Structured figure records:
--*--

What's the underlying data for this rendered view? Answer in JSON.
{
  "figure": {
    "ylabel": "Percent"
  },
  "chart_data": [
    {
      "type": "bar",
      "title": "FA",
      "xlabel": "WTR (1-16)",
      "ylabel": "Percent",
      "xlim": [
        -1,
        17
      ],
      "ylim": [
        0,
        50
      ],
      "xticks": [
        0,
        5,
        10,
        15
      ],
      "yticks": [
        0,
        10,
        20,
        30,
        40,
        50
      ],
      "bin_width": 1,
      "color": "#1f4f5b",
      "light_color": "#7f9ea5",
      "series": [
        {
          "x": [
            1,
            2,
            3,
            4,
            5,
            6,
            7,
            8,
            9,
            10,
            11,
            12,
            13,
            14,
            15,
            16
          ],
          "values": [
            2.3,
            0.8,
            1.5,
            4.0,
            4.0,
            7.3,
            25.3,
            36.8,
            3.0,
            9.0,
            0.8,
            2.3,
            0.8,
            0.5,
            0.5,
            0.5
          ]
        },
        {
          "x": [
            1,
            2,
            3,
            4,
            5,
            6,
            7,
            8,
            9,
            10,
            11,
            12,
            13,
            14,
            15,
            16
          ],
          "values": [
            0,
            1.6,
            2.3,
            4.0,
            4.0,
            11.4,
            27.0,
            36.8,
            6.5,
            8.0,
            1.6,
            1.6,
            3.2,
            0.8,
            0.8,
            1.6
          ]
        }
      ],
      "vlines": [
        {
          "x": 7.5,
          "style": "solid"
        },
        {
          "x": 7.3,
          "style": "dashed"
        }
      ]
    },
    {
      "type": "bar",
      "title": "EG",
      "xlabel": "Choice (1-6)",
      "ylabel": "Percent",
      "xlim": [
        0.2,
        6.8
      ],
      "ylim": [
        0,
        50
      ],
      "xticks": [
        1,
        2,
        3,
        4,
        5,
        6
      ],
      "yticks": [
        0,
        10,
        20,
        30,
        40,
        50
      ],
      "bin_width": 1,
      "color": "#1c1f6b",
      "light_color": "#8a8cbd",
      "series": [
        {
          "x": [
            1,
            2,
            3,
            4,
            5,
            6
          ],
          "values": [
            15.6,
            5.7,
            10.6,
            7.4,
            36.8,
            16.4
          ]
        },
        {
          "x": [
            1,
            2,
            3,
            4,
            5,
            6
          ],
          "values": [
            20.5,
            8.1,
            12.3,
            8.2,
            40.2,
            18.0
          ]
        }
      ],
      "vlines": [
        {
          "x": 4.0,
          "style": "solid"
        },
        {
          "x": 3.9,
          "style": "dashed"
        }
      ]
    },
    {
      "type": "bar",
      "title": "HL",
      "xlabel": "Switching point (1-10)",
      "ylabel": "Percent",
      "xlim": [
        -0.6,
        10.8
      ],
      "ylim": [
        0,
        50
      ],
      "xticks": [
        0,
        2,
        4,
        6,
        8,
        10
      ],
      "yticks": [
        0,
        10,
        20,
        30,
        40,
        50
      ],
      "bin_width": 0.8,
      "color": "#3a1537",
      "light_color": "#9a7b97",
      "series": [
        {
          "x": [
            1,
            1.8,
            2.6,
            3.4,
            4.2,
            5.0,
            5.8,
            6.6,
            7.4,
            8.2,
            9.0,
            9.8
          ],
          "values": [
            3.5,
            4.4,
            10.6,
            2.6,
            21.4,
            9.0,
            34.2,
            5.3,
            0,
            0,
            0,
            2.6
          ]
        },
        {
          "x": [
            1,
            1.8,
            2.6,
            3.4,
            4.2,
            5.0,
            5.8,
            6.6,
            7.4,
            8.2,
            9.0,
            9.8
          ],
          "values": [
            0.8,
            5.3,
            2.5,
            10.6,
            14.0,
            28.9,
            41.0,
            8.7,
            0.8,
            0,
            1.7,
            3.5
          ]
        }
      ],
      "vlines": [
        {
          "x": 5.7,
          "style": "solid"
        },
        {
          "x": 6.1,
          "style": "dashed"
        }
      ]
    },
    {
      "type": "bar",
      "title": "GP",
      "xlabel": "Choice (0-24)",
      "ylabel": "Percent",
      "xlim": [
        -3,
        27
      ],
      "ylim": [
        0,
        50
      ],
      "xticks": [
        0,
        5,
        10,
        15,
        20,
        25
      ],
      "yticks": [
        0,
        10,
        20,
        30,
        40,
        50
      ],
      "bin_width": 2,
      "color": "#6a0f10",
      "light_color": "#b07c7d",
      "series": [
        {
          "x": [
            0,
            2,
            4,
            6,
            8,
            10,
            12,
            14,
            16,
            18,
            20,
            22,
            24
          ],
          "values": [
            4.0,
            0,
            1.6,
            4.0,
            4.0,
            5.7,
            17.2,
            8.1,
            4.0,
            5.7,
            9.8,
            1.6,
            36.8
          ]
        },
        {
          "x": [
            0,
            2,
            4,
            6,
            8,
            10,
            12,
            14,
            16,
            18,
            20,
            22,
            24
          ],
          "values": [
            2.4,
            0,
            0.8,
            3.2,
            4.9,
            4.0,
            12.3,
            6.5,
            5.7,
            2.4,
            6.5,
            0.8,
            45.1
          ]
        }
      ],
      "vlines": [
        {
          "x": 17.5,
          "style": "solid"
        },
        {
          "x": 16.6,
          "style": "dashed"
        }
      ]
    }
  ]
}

--*--

WHAT YOU SHOULD DO:
Reproduce every entry shown above, precisely as it stands.

REPLY:
What's the underlying data for this rendered view? Answer in JSON.
{
  "figure": {
    "ylabel": "Percent"
  },
  "chart_data": [
    {
      "type": "bar",
      "title": "FA",
      "xlabel": "WTR (1-16)",
      "ylabel": "Percent",
      "xlim": [
        -1,
        17
      ],
      "ylim": [
        0,
        50
      ],
      "xticks": [
        0,
        5,
        10,
        15
      ],
      "yticks": [
        0,
        10,
        20,
        30,
        40,
        50
      ],
      "bin_width": 1,
      "color": "#1f4f5b",
      "light_color": "#7f9ea5",
      "series": [
        {
          "x": [
            1,
            2,
            3,
            4,
            5,
            6,
            7,
            8,
            9,
            10,
            11,
            12,
            13,
            14,
            15,
            16
          ],
          "values": [
            2.3,
            0.8,
            1.5,
            4.0,
            4.0,
            7.3,
            25.3,
            36.8,
            3.0,
            9.0,
            0.8,
            2.3,
            0.8,
            0.5,
            0.5,
            0.5
          ]
        },
        {
          "x": [
            1,
            2,
            3,
            4,
            5,
            6,
            7,
            8,
            9,
            10,
            11,
            12,
            13,
            14,
            15,
            16
          ],
          "values": [
            0,
            1.6,
            2.3,
            4.0,
            4.0,
            11.4,
            27.0,
            36.8,
            6.5,
            8.0,
            1.6,
            1.6,
            3.2,
            0.8,
            0.8,
            1.6
          ]
        }
      ],
      "vlines": [
        {
          "x": 7.5,
          "style": "solid"
        },
        {
          "x": 7.3,
          "style": "dashed"
        }
      ]
    },
    {
      "type": "bar",
      "title": "EG",
      "xlabel": "Choice (1-6)",
      "ylabel": "Percent",
      "xlim": [
        0.2,
        6.8
      ],
      "ylim": [
        0,
        50
      ],
      "xticks": [
        1,
        2,
        3,
        4,
        5,
        6
      ],
      "yticks": [
        0,
        10,
        20,
        30,
        40,
        50
      ],
      "bin_width": 1,
      "color": "#1c1f6b",
      "light_color": "#8a8cbd",
      "series": [
        {
          "x": [
            1,
            2,
            3,
            4,
            5,
            6
          ],
          "values": [
            15.6,
            5.7,
            10.6,
            7.4,
            36.8,
            16.4
          ]
        },
        {
          "x": [
            1,
            2,
            3,
            4,
            5,
            6
          ],
          "values": [
            20.5,
            8.1,
            12.3,
            8.2,
            40.2,
            18.0
          ]
        }
      ],
      "vlines": [
        {
          "x": 4.0,
          "style": "solid"
        },
        {
          "x": 3.9,
          "style": "dashed"
        }
      ]
    },
    {
      "type": "bar",
      "title": "HL",
      "xlabel": "Switching point (1-10)",
      "ylabel": "Percent",
      "xlim": [
        -0.6,
        10.8
      ],
      "ylim": [
        0,
        50
      ],
      "xticks": [
        0,
        2,
        4,
        6,
        8,
        10
      ],
      "yticks": [
        0,
        10,
        20,
        30,
        40,
        50
      ],
      "bin_width": 0.8,
      "color": "#3a1537",
      "light_color": "#9a7b97",
      "series": [
        {
          "x": [
            1,
            1.8,
            2.6,
            3.4,
            4.2,
            5.0,
            5.8,
            6.6,
            7.4,
            8.2,
            9.0,
            9.8
          ],
          "values": [
            3.5,
            4.4,
            10.6,
            2.6,
            21.4,
            9.0,
            34.2,
            5.3,
            0,
            0,
            0,
            2.6
          ]
        },
        {
          "x": [
            1,
            1.8,
            2.6,
            3.4,
            4.2,
            5.0,
            5.8,
            6.6,
            7.4,
            8.2,
            9.0,
            9.8
          ],
          "values": [
            0.8,
            5.3,
            2.5,
            10.6,
            14.0,
            28.9,
            41.0,
            8.7,
            0.8,
            0,
            1.7,
            3.5
          ]
        }
      ],
      "vlines": [
        {
          "x": 5.7,
          "style": "solid"
        },
        {
          "x": 6.1,
          "style": "dashed"
        }
      ]
    },
    {
      "type": "bar",
      "title": "GP",
      "xlabel": "Choice (0-24)",
      "ylabel": "Percent",
      "xlim": [
        -3,
        27
      ],
      "ylim": [
        0,
        50
      ],
      "xticks": [
        0,
        5,
        10,
        15,
        20,
        25
      ],
      "yticks": [
        0,
        10,
        20,
        30,
        40,
        50
      ],
      "bin_width": 2,
      "color": "#6a0f10",
      "light_color": "#b07c7d",
      "series": [
        {
          "x": [
            0,
            2,
            4,
            6,
            8,
            10,
            12,
            14,
            16,
            18,
            20,
            22,
            24
          ],
          "values": [
            4.0,
            0,
            1.6,
            4.0,
            4.0,
            5.7,
            17.2,
            8.1,
            4.0,
            5.7,
            9.8,
            1.6,
            36.8
          ]
        },
        {
          "x": [
            0,
            2,
            4,
            6,
            8,
            10,
            12,
            14,
            16,
            18,
            20,
            22,
            24
          ],
          "values": [
            2.4,
            0,
            0.8,
            3.2,
            4.9,
            4.0,
            12.3,
            6.5,
            5.7,
            2.4,
            6.5,
            0.8,
            45.1
          ]
        }
      ],
      "vlines": [
        {
          "x": 17.5,
          "style": "solid"
        },
        {
          "x": 16.6,
          "style": "dashed"
        }
      ]
    }
  ]
}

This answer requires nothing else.